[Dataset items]

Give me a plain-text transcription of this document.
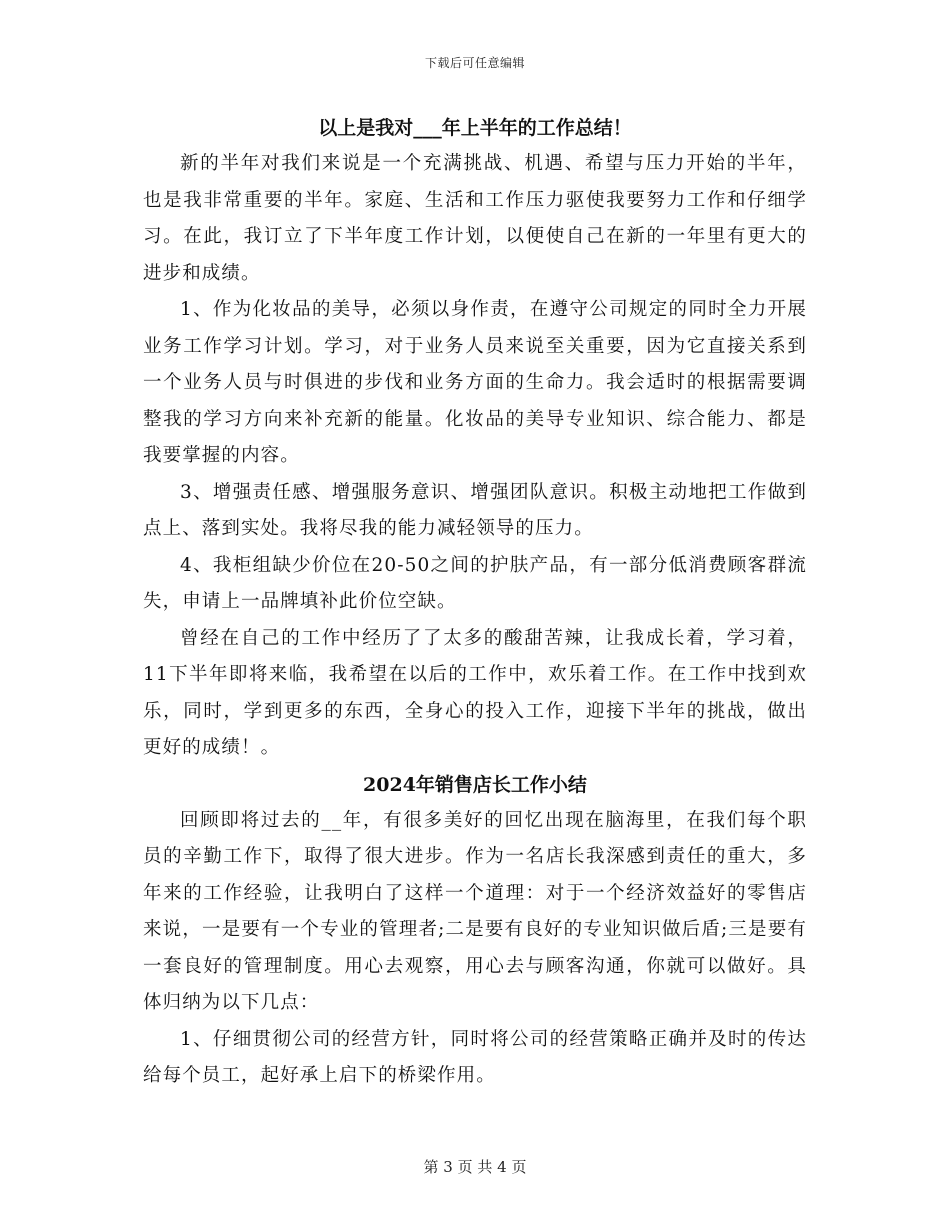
下载后可任意编辑

以上是我对___年上半年的工作总结！

新的半年对我们来说是一个充满挑战、机遇、希望与压力开始的半年，也是我非常重要的半年。家庭、生活和工作压力驱使我要努力工作和仔细学习。在此，我订立了下半年度工作计划，以便使自己在新的一年里有更大的进步和成绩。

1、作为化妆品的美导，必须以身作责，在遵守公司规定的同时全力开展业务工作学习计划。学习，对于业务人员来说至关重要，因为它直接关系到一个业务人员与时俱进的步伐和业务方面的生命力。我会适时的根据需要调整我的学习方向来补充新的能量。化妆品的美导专业知识、综合能力、都是我要掌握的内容。

3、增强责任感、增强服务意识、增强团队意识。积极主动地把工作做到点上、落到实处。我将尽我的能力减轻领导的压力。

4、我柜组缺少价位在20-50之间的护肤产品，有一部分低消费顾客群流失，申请上一品牌填补此价位空缺。

曾经在自己的工作中经历了了太多的酸甜苦辣，让我成长着，学习着，11下半年即将来临，我希望在以后的工作中，欢乐着工作。在工作中找到欢乐，同时，学到更多的东西，全身心的投入工作，迎接下半年的挑战，做出更好的成绩！。

2024年销售店长工作小结

回顾即将过去的__年，有很多美好的回忆出现在脑海里，在我们每个职员的辛勤工作下，取得了很大进步。作为一名店长我深感到责任的重大，多年来的工作经验，让我明白了这样一个道理：对于一个经济效益好的零售店来说，一是要有一个专业的管理者;二是要有良好的专业知识做后盾;三是要有一套良好的管理制度。用心去观察，用心去与顾客沟通，你就可以做好。具体归纳为以下几点：

1、仔细贯彻公司的经营方针，同时将公司的经营策略正确并及时的传达给每个员工，起好承上启下的桥梁作用。

第 3 页 共 4 页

Request: Copy the entries exactly. Leave out the images.

The answer:
Give me a plain-text transcription of this document.
下载后可任意编辑

以上是我对___年上半年的工作总结！

新的半年对我们来说是一个充满挑战、机遇、希望与压力开始的半年，也是我非常重要的半年。家庭、生活和工作压力驱使我要努力工作和仔细学习。在此，我订立了下半年度工作计划，以便使自己在新的一年里有更大的进步和成绩。

1、作为化妆品的美导，必须以身作责，在遵守公司规定的同时全力开展业务工作学习计划。学习，对于业务人员来说至关重要，因为它直接关系到一个业务人员与时俱进的步伐和业务方面的生命力。我会适时的根据需要调整我的学习方向来补充新的能量。化妆品的美导专业知识、综合能力、都是我要掌握的内容。

3、增强责任感、增强服务意识、增强团队意识。积极主动地把工作做到点上、落到实处。我将尽我的能力减轻领导的压力。

4、我柜组缺少价位在20-50之间的护肤产品，有一部分低消费顾客群流失，申请上一品牌填补此价位空缺。

曾经在自己的工作中经历了了太多的酸甜苦辣，让我成长着，学习着，11下半年即将来临，我希望在以后的工作中，欢乐着工作。在工作中找到欢乐，同时，学到更多的东西，全身心的投入工作，迎接下半年的挑战，做出更好的成绩！。

2024年销售店长工作小结

回顾即将过去的__年，有很多美好的回忆出现在脑海里，在我们每个职员的辛勤工作下，取得了很大进步。作为一名店长我深感到责任的重大，多年来的工作经验，让我明白了这样一个道理：对于一个经济效益好的零售店来说，一是要有一个专业的管理者;二是要有良好的专业知识做后盾;三是要有一套良好的管理制度。用心去观察，用心去与顾客沟通，你就可以做好。具体归纳为以下几点：

1、仔细贯彻公司的经营方针，同时将公司的经营策略正确并及时的传达给每个员工，起好承上启下的桥梁作用。

第 3 页 共 4 页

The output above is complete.